To do - Here are some records; return them all exactly.

## START Input rows

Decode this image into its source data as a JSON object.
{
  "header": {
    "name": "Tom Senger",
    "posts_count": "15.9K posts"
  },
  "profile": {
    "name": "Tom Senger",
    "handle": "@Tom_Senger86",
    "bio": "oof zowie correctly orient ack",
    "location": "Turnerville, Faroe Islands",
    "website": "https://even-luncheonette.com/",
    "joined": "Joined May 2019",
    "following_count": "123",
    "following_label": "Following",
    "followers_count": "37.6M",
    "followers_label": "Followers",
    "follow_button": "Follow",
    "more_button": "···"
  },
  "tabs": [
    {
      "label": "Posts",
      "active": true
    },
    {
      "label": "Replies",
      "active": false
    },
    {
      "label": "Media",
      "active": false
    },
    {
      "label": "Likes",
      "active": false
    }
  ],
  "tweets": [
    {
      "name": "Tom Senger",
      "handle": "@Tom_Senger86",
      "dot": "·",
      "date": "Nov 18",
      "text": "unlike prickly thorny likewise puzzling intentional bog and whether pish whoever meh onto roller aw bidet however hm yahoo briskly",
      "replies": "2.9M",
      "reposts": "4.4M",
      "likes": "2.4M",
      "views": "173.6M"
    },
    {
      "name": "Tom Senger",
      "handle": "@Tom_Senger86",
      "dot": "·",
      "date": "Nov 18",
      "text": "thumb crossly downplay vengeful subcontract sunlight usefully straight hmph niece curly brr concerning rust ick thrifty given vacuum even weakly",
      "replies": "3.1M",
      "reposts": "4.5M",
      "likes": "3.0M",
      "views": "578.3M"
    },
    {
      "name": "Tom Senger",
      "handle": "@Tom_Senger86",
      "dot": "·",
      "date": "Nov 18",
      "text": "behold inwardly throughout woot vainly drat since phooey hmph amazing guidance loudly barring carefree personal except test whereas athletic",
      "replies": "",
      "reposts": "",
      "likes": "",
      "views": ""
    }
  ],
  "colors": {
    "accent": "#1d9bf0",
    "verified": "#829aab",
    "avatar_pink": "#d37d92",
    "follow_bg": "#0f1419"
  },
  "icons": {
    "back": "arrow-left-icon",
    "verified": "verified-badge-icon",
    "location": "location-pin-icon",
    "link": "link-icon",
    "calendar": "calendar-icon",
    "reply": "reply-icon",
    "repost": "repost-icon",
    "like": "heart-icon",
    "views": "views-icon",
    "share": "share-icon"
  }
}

## END Input rows

Full answer -
Decode this image into its source data as a JSON object.
{
  "header": {
    "name": "Tom Senger",
    "posts_count": "15.9K posts"
  },
  "profile": {
    "name": "Tom Senger",
    "handle": "@Tom_Senger86",
    "bio": "oof zowie correctly orient ack",
    "location": "Turnerville, Faroe Islands",
    "website": "https://even-luncheonette.com/",
    "joined": "Joined May 2019",
    "following_count": "123",
    "following_label": "Following",
    "followers_count": "37.6M",
    "followers_label": "Followers",
    "follow_button": "Follow",
    "more_button": "···"
  },
  "tabs": [
    {
      "label": "Posts",
      "active": true
    },
    {
      "label": "Replies",
      "active": false
    },
    {
      "label": "Media",
      "active": false
    },
    {
      "label": "Likes",
      "active": false
    }
  ],
  "tweets": [
    {
      "name": "Tom Senger",
      "handle": "@Tom_Senger86",
      "dot": "·",
      "date": "Nov 18",
      "text": "unlike prickly thorny likewise puzzling intentional bog and whether pish whoever meh onto roller aw bidet however hm yahoo briskly",
      "replies": "2.9M",
      "reposts": "4.4M",
      "likes": "2.4M",
      "views": "173.6M"
    },
    {
      "name": "Tom Senger",
      "handle": "@Tom_Senger86",
      "dot": "·",
      "date": "Nov 18",
      "text": "thumb crossly downplay vengeful subcontract sunlight usefully straight hmph niece curly brr concerning rust ick thrifty given vacuum even weakly",
      "replies": "3.1M",
      "reposts": "4.5M",
      "likes": "3.0M",
      "views": "578.3M"
    },
    {
      "name": "Tom Senger",
      "handle": "@Tom_Senger86",
      "dot": "·",
      "date": "Nov 18",
      "text": "behold inwardly throughout woot vainly drat since phooey hmph amazing guidance loudly barring carefree personal except test whereas athletic",
      "replies": "",
      "reposts": "",
      "likes": "",
      "views": ""
    }
  ],
  "colors": {
    "accent": "#1d9bf0",
    "verified": "#829aab",
    "avatar_pink": "#d37d92",
    "follow_bg": "#0f1419"
  },
  "icons": {
    "back": "arrow-left-icon",
    "verified": "verified-badge-icon",
    "location": "location-pin-icon",
    "link": "link-icon",
    "calendar": "calendar-icon",
    "reply": "reply-icon",
    "repost": "repost-icon",
    "like": "heart-icon",
    "views": "views-icon",
    "share": "share-icon"
  }
}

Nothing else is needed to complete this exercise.